Figure dataset records =
>> Begin
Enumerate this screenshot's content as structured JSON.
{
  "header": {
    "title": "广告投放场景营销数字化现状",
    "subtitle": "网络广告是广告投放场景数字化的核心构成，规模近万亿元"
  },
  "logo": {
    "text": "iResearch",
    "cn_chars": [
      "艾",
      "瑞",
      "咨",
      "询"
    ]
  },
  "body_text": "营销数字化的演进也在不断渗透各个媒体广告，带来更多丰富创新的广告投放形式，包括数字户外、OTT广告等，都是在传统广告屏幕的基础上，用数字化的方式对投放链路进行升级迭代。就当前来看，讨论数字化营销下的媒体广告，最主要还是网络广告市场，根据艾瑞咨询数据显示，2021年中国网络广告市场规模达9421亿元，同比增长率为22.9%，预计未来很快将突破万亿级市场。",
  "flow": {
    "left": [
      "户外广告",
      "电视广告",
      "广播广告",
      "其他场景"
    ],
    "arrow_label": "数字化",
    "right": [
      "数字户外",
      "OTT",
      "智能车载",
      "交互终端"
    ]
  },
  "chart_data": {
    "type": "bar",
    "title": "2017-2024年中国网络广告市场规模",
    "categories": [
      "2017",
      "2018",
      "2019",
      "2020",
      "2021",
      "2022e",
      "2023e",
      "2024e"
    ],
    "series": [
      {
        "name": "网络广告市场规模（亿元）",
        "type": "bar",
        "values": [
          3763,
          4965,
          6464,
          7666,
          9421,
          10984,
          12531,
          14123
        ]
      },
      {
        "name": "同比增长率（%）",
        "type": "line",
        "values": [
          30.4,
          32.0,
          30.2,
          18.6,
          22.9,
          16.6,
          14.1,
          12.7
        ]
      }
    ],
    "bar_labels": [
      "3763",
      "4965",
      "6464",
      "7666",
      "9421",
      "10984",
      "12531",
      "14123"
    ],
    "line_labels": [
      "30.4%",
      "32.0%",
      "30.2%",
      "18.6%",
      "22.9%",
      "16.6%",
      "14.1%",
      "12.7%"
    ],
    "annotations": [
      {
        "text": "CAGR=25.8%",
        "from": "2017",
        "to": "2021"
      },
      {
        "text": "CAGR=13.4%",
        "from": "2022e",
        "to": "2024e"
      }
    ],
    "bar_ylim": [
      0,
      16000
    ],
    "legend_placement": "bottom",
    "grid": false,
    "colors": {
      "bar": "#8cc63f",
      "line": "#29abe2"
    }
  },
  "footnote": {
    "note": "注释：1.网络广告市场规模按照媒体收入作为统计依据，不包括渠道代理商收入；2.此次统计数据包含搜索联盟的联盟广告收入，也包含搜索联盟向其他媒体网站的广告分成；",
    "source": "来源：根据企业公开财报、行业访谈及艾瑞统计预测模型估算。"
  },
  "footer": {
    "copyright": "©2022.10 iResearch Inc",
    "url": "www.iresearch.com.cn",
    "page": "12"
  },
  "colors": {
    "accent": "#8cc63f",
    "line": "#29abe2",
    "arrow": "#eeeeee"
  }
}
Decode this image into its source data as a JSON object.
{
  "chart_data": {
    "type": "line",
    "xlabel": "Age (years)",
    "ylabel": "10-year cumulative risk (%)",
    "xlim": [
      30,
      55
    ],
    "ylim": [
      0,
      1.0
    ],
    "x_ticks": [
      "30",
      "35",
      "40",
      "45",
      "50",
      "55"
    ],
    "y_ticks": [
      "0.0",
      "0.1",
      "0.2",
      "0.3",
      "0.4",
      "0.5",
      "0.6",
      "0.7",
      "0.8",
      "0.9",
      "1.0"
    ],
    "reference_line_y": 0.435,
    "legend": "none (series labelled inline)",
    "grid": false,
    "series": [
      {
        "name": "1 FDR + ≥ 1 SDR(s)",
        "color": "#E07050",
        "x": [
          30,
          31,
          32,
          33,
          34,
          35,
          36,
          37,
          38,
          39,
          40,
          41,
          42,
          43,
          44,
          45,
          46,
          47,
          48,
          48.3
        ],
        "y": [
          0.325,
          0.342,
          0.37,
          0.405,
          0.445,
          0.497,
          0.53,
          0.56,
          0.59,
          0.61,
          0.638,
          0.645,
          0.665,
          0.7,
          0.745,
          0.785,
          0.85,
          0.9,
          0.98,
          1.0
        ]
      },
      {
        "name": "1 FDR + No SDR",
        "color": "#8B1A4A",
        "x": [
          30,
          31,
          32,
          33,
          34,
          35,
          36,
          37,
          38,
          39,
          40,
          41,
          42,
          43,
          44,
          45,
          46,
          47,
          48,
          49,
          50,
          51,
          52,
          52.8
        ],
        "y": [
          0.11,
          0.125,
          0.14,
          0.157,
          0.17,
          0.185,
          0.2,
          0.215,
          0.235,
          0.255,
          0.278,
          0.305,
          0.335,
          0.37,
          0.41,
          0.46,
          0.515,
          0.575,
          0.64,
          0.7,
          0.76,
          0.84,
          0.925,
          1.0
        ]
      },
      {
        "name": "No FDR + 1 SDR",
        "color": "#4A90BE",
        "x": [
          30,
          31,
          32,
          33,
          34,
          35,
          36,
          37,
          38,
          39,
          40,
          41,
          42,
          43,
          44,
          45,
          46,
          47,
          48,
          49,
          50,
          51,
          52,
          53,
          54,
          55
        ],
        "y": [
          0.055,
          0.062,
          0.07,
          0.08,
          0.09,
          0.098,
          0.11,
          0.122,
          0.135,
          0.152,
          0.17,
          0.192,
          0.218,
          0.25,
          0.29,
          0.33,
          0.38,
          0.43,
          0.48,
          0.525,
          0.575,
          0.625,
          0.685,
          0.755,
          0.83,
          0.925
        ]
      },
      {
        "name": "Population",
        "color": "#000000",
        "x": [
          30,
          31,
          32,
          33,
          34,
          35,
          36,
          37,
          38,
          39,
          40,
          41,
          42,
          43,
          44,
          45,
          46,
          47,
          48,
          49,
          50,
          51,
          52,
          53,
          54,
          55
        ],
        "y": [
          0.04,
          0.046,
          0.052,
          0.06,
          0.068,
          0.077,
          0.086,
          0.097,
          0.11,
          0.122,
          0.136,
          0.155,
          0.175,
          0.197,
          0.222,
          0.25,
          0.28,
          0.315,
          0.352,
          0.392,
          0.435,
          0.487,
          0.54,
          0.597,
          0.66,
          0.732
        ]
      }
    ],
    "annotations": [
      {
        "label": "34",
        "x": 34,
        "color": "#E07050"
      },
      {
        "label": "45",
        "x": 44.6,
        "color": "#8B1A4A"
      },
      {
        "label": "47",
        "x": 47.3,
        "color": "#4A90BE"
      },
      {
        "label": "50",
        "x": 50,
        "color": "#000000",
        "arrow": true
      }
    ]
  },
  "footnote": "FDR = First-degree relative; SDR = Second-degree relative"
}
>> End
Task to carry out =
Retype the records above exactly.

Result of this task =
Enumerate this screenshot's content as structured JSON.
{
  "header": {
    "title": "广告投放场景营销数字化现状",
    "subtitle": "网络广告是广告投放场景数字化的核心构成，规模近万亿元"
  },
  "logo": {
    "text": "iResearch",
    "cn_chars": [
      "艾",
      "瑞",
      "咨",
      "询"
    ]
  },
  "body_text": "营销数字化的演进也在不断渗透各个媒体广告，带来更多丰富创新的广告投放形式，包括数字户外、OTT广告等，都是在传统广告屏幕的基础上，用数字化的方式对投放链路进行升级迭代。就当前来看，讨论数字化营销下的媒体广告，最主要还是网络广告市场，根据艾瑞咨询数据显示，2021年中国网络广告市场规模达9421亿元，同比增长率为22.9%，预计未来很快将突破万亿级市场。",
  "flow": {
    "left": [
      "户外广告",
      "电视广告",
      "广播广告",
      "其他场景"
    ],
    "arrow_label": "数字化",
    "right": [
      "数字户外",
      "OTT",
      "智能车载",
      "交互终端"
    ]
  },
  "chart_data": {
    "type": "bar",
    "title": "2017-2024年中国网络广告市场规模",
    "categories": [
      "2017",
      "2018",
      "2019",
      "2020",
      "2021",
      "2022e",
      "2023e",
      "2024e"
    ],
    "series": [
      {
        "name": "网络广告市场规模（亿元）",
        "type": "bar",
        "values": [
          3763,
          4965,
          6464,
          7666,
          9421,
          10984,
          12531,
          14123
        ]
      },
      {
        "name": "同比增长率（%）",
        "type": "line",
        "values": [
          30.4,
          32.0,
          30.2,
          18.6,
          22.9,
          16.6,
          14.1,
          12.7
        ]
      }
    ],
    "bar_labels": [
      "3763",
      "4965",
      "6464",
      "7666",
      "9421",
      "10984",
      "12531",
      "14123"
    ],
    "line_labels": [
      "30.4%",
      "32.0%",
      "30.2%",
      "18.6%",
      "22.9%",
      "16.6%",
      "14.1%",
      "12.7%"
    ],
    "annotations": [
      {
        "text": "CAGR=25.8%",
        "from": "2017",
        "to": "2021"
      },
      {
        "text": "CAGR=13.4%",
        "from": "2022e",
        "to": "2024e"
      }
    ],
    "bar_ylim": [
      0,
      16000
    ],
    "legend_placement": "bottom",
    "grid": false,
    "colors": {
      "bar": "#8cc63f",
      "line": "#29abe2"
    }
  },
  "footnote": {
    "note": "注释：1.网络广告市场规模按照媒体收入作为统计依据，不包括渠道代理商收入；2.此次统计数据包含搜索联盟的联盟广告收入，也包含搜索联盟向其他媒体网站的广告分成；",
    "source": "来源：根据企业公开财报、行业访谈及艾瑞统计预测模型估算。"
  },
  "footer": {
    "copyright": "©2022.10 iResearch Inc",
    "url": "www.iresearch.com.cn",
    "page": "12"
  },
  "colors": {
    "accent": "#8cc63f",
    "line": "#29abe2",
    "arrow": "#eeeeee"
  }
}
Decode this image into its source data as a JSON object.
{
  "chart_data": {
    "type": "line",
    "xlabel": "Age (years)",
    "ylabel": "10-year cumulative risk (%)",
    "xlim": [
      30,
      55
    ],
    "ylim": [
      0,
      1.0
    ],
    "x_ticks": [
      "30",
      "35",
      "40",
      "45",
      "50",
      "55"
    ],
    "y_ticks": [
      "0.0",
      "0.1",
      "0.2",
      "0.3",
      "0.4",
      "0.5",
      "0.6",
      "0.7",
      "0.8",
      "0.9",
      "1.0"
    ],
    "reference_line_y": 0.435,
    "legend": "none (series labelled inline)",
    "grid": false,
    "series": [
      {
        "name": "1 FDR + ≥ 1 SDR(s)",
        "color": "#E07050",
        "x": [
          30,
          31,
          32,
          33,
          34,
          35,
          36,
          37,
          38,
          39,
          40,
          41,
          42,
          43,
          44,
          45,
          46,
          47,
          48,
          48.3
        ],
        "y": [
          0.325,
          0.342,
          0.37,
          0.405,
          0.445,
          0.497,
          0.53,
          0.56,
          0.59,
          0.61,
          0.638,
          0.645,
          0.665,
          0.7,
          0.745,
          0.785,
          0.85,
          0.9,
          0.98,
          1.0
        ]
      },
      {
        "name": "1 FDR + No SDR",
        "color": "#8B1A4A",
        "x": [
          30,
          31,
          32,
          33,
          34,
          35,
          36,
          37,
          38,
          39,
          40,
          41,
          42,
          43,
          44,
          45,
          46,
          47,
          48,
          49,
          50,
          51,
          52,
          52.8
        ],
        "y": [
          0.11,
          0.125,
          0.14,
          0.157,
          0.17,
          0.185,
          0.2,
          0.215,
          0.235,
          0.255,
          0.278,
          0.305,
          0.335,
          0.37,
          0.41,
          0.46,
          0.515,
          0.575,
          0.64,
          0.7,
          0.76,
          0.84,
          0.925,
          1.0
        ]
      },
      {
        "name": "No FDR + 1 SDR",
        "color": "#4A90BE",
        "x": [
          30,
          31,
          32,
          33,
          34,
          35,
          36,
          37,
          38,
          39,
          40,
          41,
          42,
          43,
          44,
          45,
          46,
          47,
          48,
          49,
          50,
          51,
          52,
          53,
          54,
          55
        ],
        "y": [
          0.055,
          0.062,
          0.07,
          0.08,
          0.09,
          0.098,
          0.11,
          0.122,
          0.135,
          0.152,
          0.17,
          0.192,
          0.218,
          0.25,
          0.29,
          0.33,
          0.38,
          0.43,
          0.48,
          0.525,
          0.575,
          0.625,
          0.685,
          0.755,
          0.83,
          0.925
        ]
      },
      {
        "name": "Population",
        "color": "#000000",
        "x": [
          30,
          31,
          32,
          33,
          34,
          35,
          36,
          37,
          38,
          39,
          40,
          41,
          42,
          43,
          44,
          45,
          46,
          47,
          48,
          49,
          50,
          51,
          52,
          53,
          54,
          55
        ],
        "y": [
          0.04,
          0.046,
          0.052,
          0.06,
          0.068,
          0.077,
          0.086,
          0.097,
          0.11,
          0.122,
          0.136,
          0.155,
          0.175,
          0.197,
          0.222,
          0.25,
          0.28,
          0.315,
          0.352,
          0.392,
          0.435,
          0.487,
          0.54,
          0.597,
          0.66,
          0.732
        ]
      }
    ],
    "annotations": [
      {
        "label": "34",
        "x": 34,
        "color": "#E07050"
      },
      {
        "label": "45",
        "x": 44.6,
        "color": "#8B1A4A"
      },
      {
        "label": "47",
        "x": 47.3,
        "color": "#4A90BE"
      },
      {
        "label": "50",
        "x": 50,
        "color": "#000000",
        "arrow": true
      }
    ]
  },
  "footnote": "FDR = First-degree relative; SDR = Second-degree relative"
}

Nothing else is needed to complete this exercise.